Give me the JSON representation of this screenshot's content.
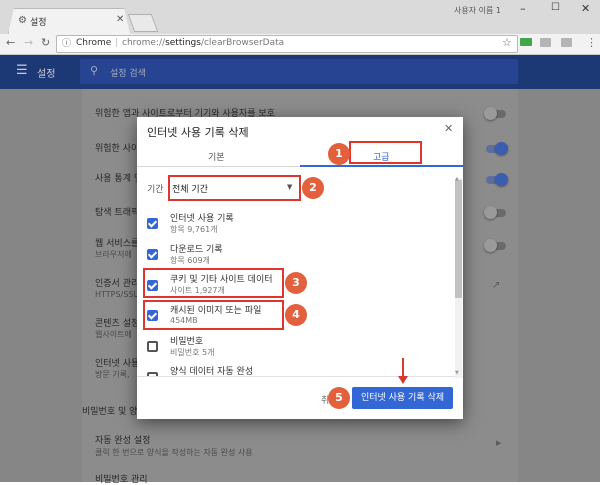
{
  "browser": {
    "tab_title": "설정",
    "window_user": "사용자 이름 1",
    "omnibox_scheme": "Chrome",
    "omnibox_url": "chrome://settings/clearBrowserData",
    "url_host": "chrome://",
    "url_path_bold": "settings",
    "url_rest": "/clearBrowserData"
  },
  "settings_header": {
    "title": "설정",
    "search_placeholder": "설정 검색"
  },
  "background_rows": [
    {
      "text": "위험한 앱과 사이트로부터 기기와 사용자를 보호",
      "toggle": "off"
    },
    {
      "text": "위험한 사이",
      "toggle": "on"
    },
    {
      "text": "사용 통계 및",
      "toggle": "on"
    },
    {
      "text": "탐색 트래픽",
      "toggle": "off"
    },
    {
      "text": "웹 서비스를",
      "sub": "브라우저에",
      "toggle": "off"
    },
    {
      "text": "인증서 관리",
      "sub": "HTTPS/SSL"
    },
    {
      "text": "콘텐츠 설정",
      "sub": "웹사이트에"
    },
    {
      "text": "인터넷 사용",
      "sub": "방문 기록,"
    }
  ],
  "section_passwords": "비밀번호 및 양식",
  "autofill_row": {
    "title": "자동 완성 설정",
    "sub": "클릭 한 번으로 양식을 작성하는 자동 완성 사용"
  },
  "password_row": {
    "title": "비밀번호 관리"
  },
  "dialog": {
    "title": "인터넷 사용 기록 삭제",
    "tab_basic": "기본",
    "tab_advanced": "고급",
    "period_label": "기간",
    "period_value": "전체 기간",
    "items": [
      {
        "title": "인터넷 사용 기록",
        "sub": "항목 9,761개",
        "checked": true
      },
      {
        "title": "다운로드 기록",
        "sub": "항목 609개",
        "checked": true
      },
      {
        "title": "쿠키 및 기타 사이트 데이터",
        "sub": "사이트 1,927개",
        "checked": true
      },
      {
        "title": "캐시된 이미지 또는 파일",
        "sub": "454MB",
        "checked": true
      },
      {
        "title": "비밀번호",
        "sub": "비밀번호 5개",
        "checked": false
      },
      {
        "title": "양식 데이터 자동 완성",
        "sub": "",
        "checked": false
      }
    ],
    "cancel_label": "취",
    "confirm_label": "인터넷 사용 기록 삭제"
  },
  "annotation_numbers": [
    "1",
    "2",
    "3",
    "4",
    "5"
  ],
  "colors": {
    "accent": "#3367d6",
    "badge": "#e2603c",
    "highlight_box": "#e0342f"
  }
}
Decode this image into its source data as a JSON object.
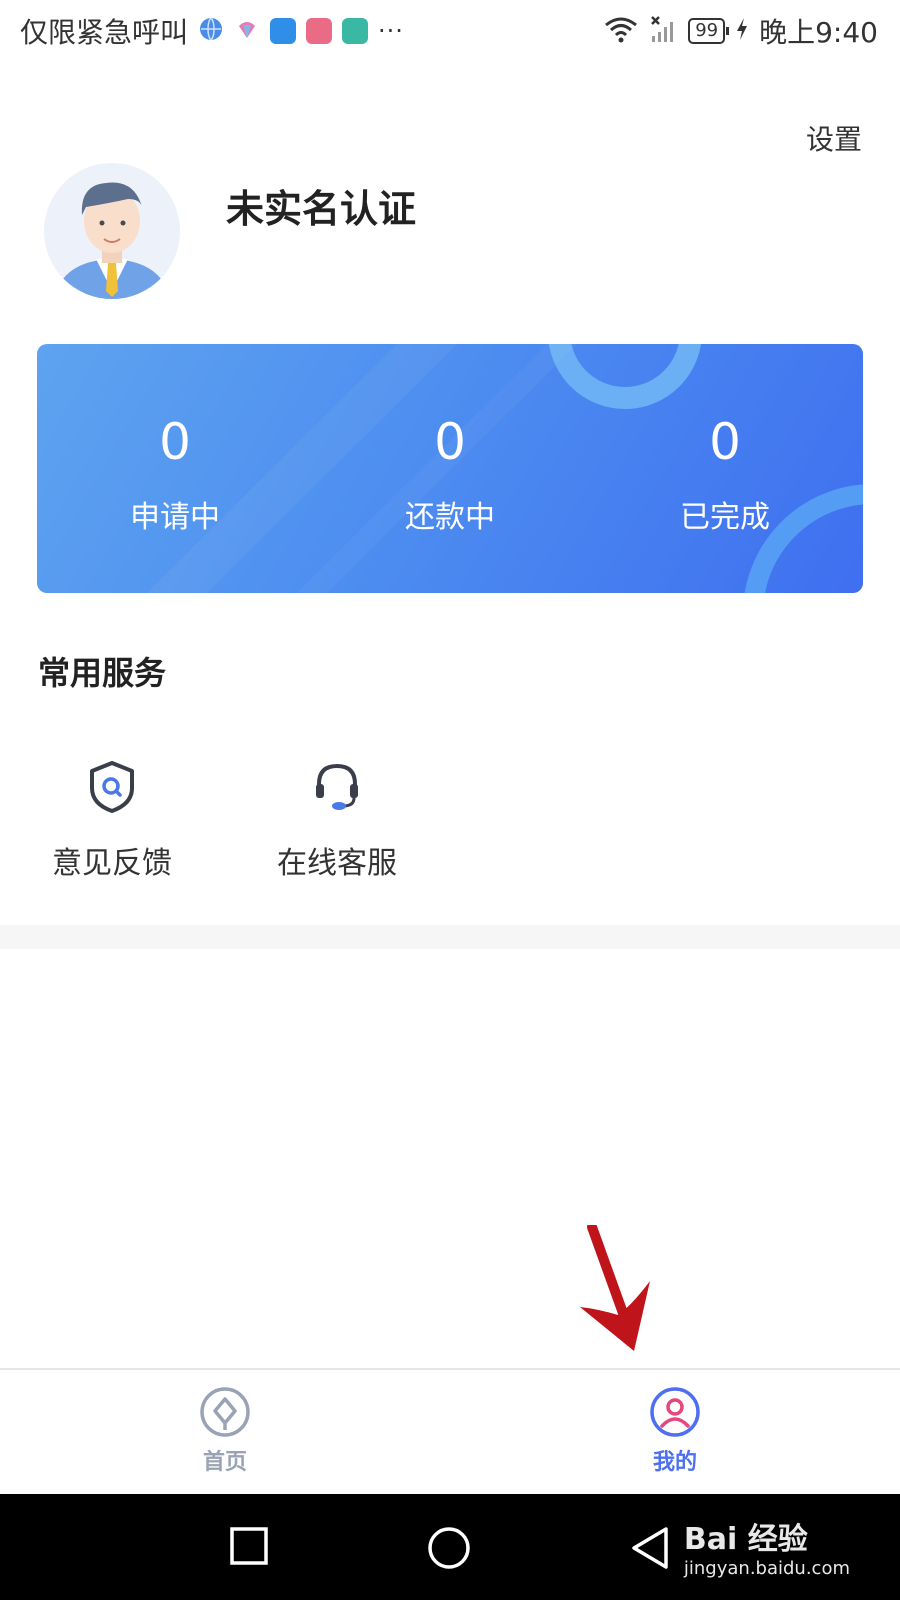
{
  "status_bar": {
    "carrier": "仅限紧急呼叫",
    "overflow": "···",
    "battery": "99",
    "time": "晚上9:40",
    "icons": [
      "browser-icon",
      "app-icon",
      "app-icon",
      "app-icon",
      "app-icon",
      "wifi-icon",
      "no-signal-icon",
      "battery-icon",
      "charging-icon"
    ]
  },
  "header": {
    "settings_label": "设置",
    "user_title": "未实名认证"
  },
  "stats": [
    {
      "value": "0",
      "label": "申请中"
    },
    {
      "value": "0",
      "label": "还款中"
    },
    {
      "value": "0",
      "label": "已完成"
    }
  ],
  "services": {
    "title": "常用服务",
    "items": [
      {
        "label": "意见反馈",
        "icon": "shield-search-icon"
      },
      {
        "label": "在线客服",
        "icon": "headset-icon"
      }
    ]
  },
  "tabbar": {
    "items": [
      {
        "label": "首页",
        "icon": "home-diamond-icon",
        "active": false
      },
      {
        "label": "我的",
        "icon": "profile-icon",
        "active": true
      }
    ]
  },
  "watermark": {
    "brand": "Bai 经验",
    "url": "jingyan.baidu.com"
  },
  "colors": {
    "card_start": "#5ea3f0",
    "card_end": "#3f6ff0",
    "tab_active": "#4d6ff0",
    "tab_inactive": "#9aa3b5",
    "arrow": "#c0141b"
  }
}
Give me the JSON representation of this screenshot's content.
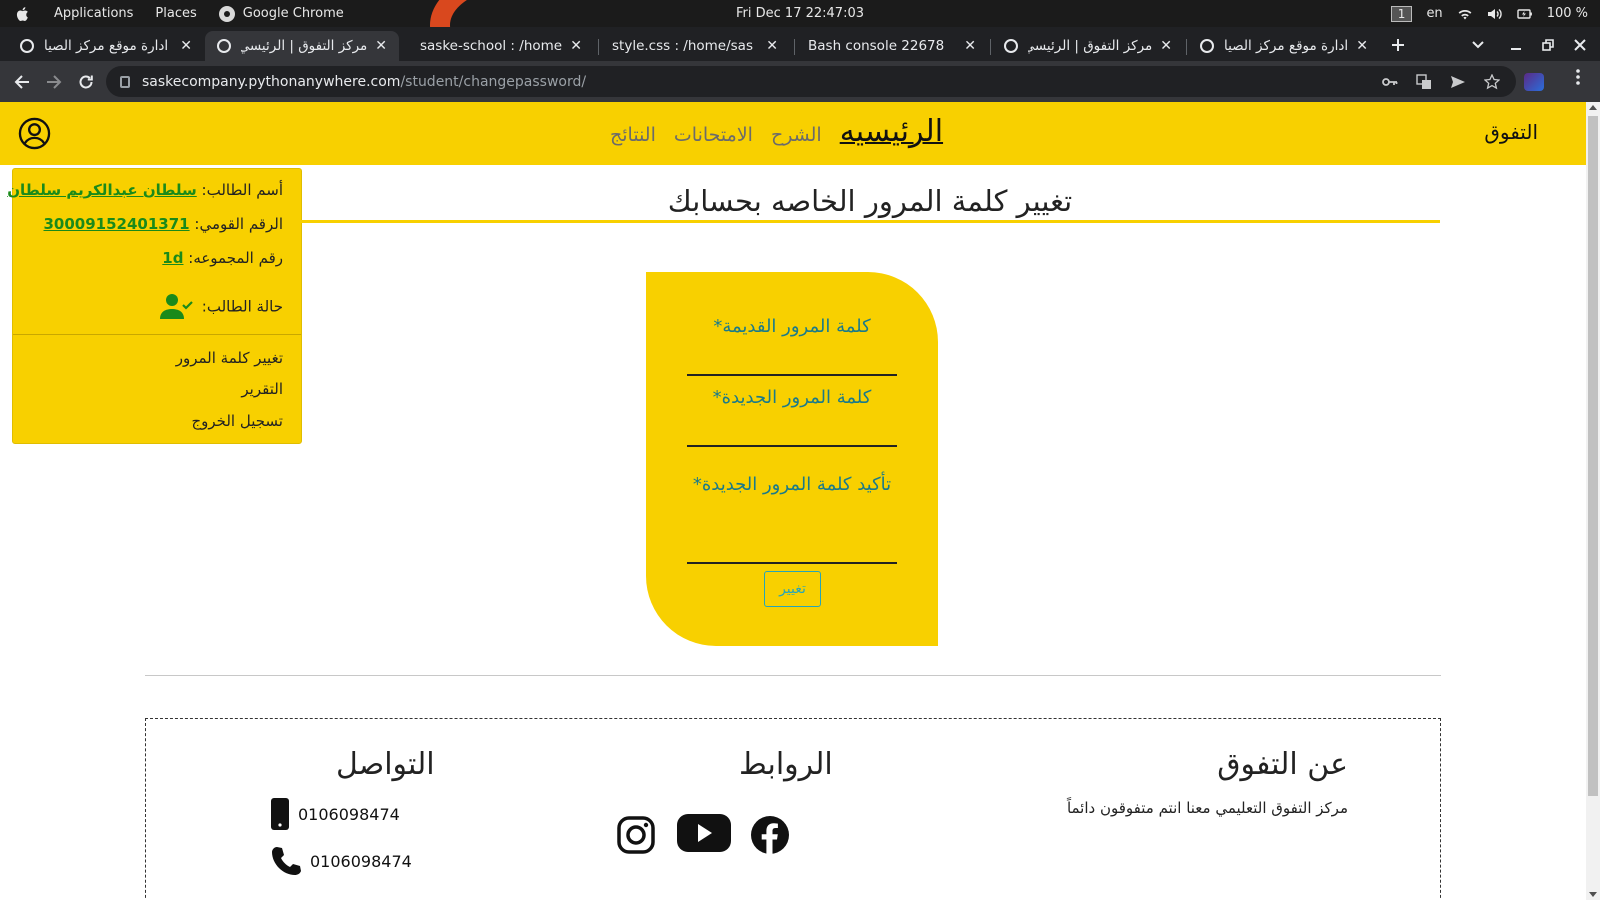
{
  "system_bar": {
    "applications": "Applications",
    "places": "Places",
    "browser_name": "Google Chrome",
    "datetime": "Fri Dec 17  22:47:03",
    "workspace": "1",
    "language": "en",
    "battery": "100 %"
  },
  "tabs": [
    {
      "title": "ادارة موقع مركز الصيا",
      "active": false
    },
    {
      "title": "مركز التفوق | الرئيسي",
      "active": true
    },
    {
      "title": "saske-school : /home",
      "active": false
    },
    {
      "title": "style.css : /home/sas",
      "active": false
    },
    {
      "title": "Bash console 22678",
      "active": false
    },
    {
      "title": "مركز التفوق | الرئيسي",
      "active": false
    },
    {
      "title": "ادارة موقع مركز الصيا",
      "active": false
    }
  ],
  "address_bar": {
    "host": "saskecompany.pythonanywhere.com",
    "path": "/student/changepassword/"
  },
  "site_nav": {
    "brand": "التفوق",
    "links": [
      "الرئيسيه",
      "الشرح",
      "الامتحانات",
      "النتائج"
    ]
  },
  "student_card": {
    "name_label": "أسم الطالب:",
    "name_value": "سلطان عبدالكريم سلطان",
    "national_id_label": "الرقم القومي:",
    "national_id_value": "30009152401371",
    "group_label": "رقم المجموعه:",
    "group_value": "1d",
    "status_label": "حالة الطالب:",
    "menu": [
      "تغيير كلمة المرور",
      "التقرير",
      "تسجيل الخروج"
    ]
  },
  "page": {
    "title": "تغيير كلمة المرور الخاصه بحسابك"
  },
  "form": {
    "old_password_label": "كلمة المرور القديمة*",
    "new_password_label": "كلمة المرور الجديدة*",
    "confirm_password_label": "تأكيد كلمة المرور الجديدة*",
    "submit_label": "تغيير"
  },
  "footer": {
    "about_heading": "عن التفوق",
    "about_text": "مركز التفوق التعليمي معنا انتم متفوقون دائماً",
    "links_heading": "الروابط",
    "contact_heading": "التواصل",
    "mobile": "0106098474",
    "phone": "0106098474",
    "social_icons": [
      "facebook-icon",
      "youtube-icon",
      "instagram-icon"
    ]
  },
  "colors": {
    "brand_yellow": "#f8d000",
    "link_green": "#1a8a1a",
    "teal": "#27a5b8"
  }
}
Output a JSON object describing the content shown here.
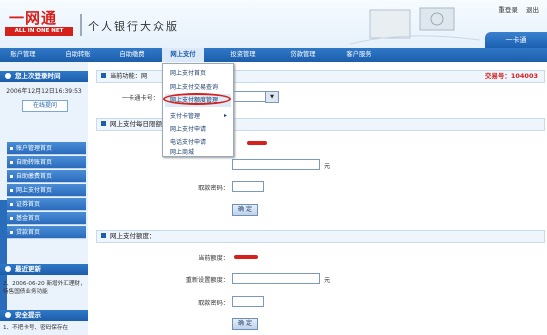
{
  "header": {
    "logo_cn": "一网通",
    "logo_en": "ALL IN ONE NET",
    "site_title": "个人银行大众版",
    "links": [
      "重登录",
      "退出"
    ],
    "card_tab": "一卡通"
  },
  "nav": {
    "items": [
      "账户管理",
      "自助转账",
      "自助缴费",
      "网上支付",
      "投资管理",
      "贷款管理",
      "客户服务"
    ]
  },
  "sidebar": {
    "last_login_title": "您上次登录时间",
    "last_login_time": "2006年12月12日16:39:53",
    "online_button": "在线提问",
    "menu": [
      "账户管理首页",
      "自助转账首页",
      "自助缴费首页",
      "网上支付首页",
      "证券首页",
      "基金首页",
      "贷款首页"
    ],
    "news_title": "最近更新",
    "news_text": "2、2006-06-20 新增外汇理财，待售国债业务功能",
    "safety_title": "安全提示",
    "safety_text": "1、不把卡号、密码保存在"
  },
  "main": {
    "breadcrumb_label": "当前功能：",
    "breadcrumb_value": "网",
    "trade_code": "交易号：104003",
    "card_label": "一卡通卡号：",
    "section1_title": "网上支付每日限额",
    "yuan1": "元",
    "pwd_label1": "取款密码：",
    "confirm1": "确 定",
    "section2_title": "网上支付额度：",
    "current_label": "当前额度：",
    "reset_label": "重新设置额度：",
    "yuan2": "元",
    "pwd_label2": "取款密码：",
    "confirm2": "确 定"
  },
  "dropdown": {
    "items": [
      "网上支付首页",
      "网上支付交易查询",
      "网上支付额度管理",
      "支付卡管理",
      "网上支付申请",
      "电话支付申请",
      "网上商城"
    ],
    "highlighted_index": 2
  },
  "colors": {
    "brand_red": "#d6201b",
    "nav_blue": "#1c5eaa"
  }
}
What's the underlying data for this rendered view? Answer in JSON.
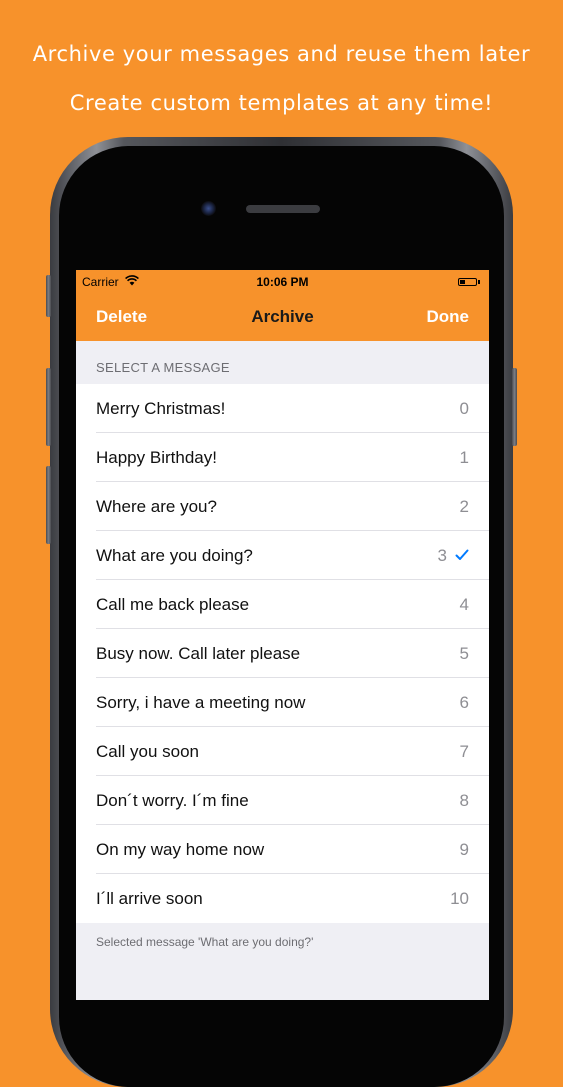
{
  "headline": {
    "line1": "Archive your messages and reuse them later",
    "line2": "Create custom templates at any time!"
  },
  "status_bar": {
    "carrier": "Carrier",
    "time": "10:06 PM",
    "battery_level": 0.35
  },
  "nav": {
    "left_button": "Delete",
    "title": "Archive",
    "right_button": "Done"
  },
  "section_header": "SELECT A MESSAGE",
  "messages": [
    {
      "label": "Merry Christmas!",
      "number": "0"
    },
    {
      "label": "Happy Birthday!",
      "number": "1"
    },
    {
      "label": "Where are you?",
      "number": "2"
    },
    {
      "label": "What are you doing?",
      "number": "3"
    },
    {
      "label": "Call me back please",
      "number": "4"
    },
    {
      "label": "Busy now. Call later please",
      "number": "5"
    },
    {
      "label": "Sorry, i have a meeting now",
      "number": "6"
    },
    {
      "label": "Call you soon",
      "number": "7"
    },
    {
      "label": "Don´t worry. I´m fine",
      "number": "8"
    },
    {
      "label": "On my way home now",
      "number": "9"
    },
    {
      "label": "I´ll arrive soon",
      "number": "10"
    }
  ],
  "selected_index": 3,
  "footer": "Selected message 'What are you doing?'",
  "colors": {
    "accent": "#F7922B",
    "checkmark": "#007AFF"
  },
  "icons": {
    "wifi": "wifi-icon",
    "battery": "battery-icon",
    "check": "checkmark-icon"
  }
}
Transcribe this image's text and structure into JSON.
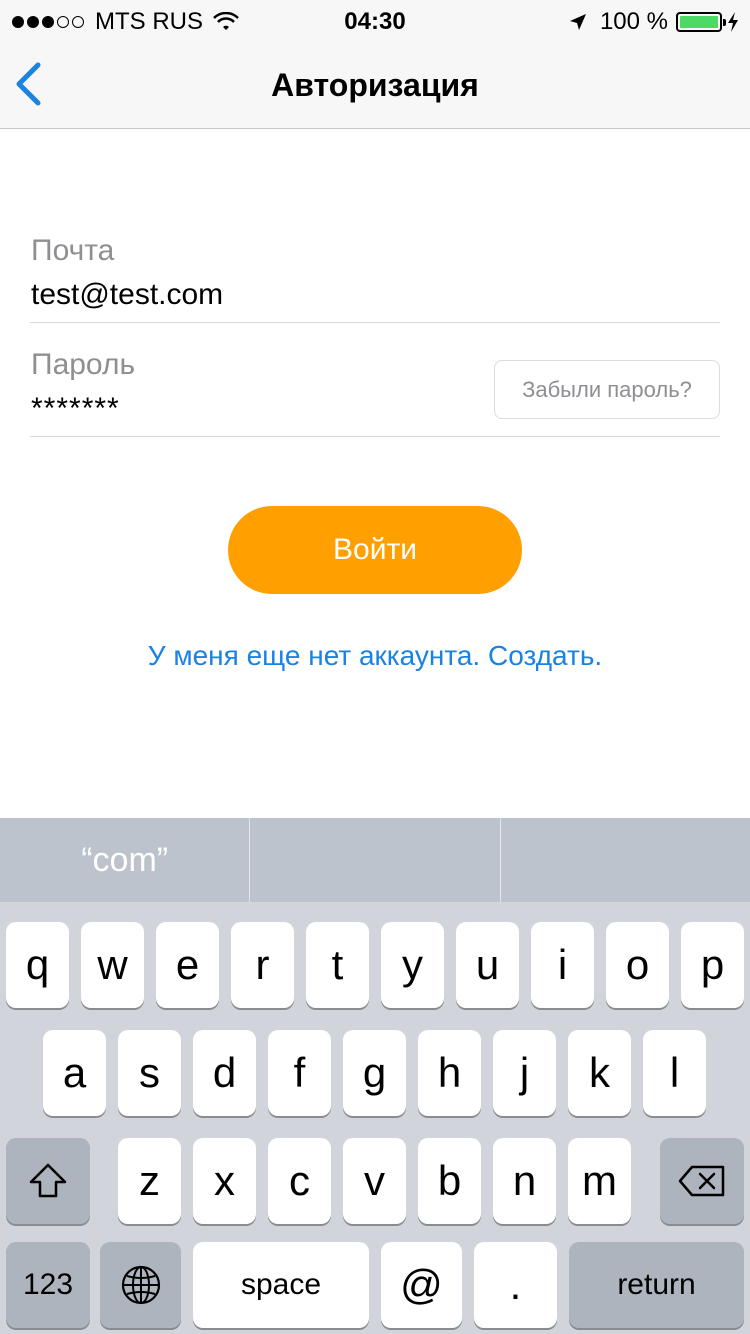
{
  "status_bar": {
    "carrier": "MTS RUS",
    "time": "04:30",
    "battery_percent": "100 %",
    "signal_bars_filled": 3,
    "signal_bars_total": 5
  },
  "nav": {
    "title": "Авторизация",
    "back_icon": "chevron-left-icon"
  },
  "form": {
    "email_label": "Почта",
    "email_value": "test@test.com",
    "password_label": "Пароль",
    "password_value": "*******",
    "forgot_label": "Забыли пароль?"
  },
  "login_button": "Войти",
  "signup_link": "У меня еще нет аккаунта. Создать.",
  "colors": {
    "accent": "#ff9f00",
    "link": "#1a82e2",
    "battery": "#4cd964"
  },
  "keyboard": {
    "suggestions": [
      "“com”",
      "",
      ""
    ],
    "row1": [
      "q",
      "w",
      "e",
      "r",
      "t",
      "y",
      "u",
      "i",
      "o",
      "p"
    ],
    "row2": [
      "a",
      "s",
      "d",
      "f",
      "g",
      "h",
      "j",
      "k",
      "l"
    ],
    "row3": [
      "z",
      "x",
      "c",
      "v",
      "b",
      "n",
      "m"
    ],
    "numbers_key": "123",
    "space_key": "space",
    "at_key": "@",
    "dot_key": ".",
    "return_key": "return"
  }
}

_ _ _ _ _ _ _

• _Aim_
Collect the lines of the data that carry the word "this".

• _Finished answer_
Give me the JSON representation of this screenshot's content.
Decode this image into its source data as a JSON object.
Give me the JSON representation of this screenshot's content.
What's the underlying data for this rendered view? Answer in JSON.
Transcribe this image's text and structure into JSON.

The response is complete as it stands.